=== Problem requirements ===
Copy each line exactly. Leave nothing out.

=== Provided records ===
[START]
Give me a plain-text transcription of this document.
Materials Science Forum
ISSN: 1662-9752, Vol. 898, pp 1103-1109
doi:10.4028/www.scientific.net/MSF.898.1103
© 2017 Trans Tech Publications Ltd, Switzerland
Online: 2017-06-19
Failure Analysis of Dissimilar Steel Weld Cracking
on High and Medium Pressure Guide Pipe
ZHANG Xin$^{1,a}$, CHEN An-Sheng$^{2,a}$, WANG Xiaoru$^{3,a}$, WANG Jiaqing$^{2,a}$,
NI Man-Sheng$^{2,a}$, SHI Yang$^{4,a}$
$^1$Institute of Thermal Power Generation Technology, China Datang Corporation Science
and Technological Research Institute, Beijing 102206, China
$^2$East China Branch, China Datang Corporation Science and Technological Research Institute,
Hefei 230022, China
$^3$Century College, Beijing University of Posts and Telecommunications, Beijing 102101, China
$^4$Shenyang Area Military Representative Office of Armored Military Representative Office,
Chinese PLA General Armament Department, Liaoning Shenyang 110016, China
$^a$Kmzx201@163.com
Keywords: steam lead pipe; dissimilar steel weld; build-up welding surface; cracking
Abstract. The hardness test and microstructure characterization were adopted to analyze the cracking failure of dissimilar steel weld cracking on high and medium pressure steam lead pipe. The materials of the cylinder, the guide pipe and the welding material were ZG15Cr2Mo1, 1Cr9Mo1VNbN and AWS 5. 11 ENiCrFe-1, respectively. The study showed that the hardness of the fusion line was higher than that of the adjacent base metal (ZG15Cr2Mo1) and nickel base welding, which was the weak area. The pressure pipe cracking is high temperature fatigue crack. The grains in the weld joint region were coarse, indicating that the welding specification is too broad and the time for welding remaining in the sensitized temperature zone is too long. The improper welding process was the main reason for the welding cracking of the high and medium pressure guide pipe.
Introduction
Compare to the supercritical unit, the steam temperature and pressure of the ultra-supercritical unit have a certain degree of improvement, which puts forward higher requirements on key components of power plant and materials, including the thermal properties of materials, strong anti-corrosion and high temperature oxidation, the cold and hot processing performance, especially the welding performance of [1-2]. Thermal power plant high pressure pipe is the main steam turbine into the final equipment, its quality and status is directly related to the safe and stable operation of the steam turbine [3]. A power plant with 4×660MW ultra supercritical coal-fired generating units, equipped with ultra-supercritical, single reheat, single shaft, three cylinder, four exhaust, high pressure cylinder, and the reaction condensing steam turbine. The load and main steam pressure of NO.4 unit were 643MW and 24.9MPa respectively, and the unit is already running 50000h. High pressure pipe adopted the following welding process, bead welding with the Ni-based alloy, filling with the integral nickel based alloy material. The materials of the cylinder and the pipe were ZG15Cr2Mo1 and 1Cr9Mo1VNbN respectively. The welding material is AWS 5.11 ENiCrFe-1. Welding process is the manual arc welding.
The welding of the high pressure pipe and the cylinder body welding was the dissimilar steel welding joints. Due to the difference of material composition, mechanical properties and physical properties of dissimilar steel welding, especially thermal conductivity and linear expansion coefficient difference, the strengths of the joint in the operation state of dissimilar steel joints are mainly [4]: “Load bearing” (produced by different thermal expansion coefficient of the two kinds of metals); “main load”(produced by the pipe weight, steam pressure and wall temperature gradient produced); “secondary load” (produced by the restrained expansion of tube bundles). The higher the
[END]
=== Output of the exercise ===
Give me a plain-text transcription of this document.
Materials Science Forum
ISSN: 1662-9752, Vol. 898, pp 1103-1109
doi:10.4028/www.scientific.net/MSF.898.1103
© 2017 Trans Tech Publications Ltd, Switzerland
Online: 2017-06-19
Failure Analysis of Dissimilar Steel Weld Cracking
on High and Medium Pressure Guide Pipe
ZHANG Xin$^{1,a}$, CHEN An-Sheng$^{2,a}$, WANG Xiaoru$^{3,a}$, WANG Jiaqing$^{2,a}$,
NI Man-Sheng$^{2,a}$, SHI Yang$^{4,a}$
$^1$Institute of Thermal Power Generation Technology, China Datang Corporation Science
and Technological Research Institute, Beijing 102206, China
$^2$East China Branch, China Datang Corporation Science and Technological Research Institute,
Hefei 230022, China
$^3$Century College, Beijing University of Posts and Telecommunications, Beijing 102101, China
$^4$Shenyang Area Military Representative Office of Armored Military Representative Office,
Chinese PLA General Armament Department, Liaoning Shenyang 110016, China
$^a$Kmzx201@163.com
Keywords: steam lead pipe; dissimilar steel weld; build-up welding surface; cracking
Abstract. The hardness test and microstructure characterization were adopted to analyze the cracking failure of dissimilar steel weld cracking on high and medium pressure steam lead pipe. The materials of the cylinder, the guide pipe and the welding material were ZG15Cr2Mo1, 1Cr9Mo1VNbN and AWS 5. 11 ENiCrFe-1, respectively. The study showed that the hardness of the fusion line was higher than that of the adjacent base metal (ZG15Cr2Mo1) and nickel base welding, which was the weak area. The pressure pipe cracking is high temperature fatigue crack. The grains in the weld joint region were coarse, indicating that the welding specification is too broad and the time for welding remaining in the sensitized temperature zone is too long. The improper welding process was the main reason for the welding cracking of the high and medium pressure guide pipe.
Introduction
Compare to the supercritical unit, the steam temperature and pressure of the ultra-supercritical unit have a certain degree of improvement, which puts forward higher requirements on key components of power plant and materials, including the thermal properties of materials, strong anti-corrosion and high temperature oxidation, the cold and hot processing performance, especially the welding performance of [1-2]. Thermal power plant high pressure pipe is the main steam turbine into the final equipment, its quality and status is directly related to the safe and stable operation of the steam turbine [3]. A power plant with 4×660MW ultra supercritical coal-fired generating units, equipped with ultra-supercritical, single reheat, single shaft, three cylinder, four exhaust, high pressure cylinder, and the reaction condensing steam turbine. The load and main steam pressure of NO.4 unit were 643MW and 24.9MPa respectively, and the unit is already running 50000h. High pressure pipe adopted the following welding process, bead welding with the Ni-based alloy, filling with the integral nickel based alloy material. The materials of the cylinder and the pipe were ZG15Cr2Mo1 and 1Cr9Mo1VNbN respectively. The welding material is AWS 5.11 ENiCrFe-1. Welding process is the manual arc welding.
The welding of the high pressure pipe and the cylinder body welding was the dissimilar steel welding joints. Due to the difference of material composition, mechanical properties and physical properties of dissimilar steel welding, especially thermal conductivity and linear expansion coefficient difference, the strengths of the joint in the operation state of dissimilar steel joints are mainly [4]: “Load bearing” (produced by different thermal expansion coefficient of the two kinds of metals); “main load”(produced by the pipe weight, steam pressure and wall temperature gradient produced); “secondary load” (produced by the restrained expansion of tube bundles). The higher the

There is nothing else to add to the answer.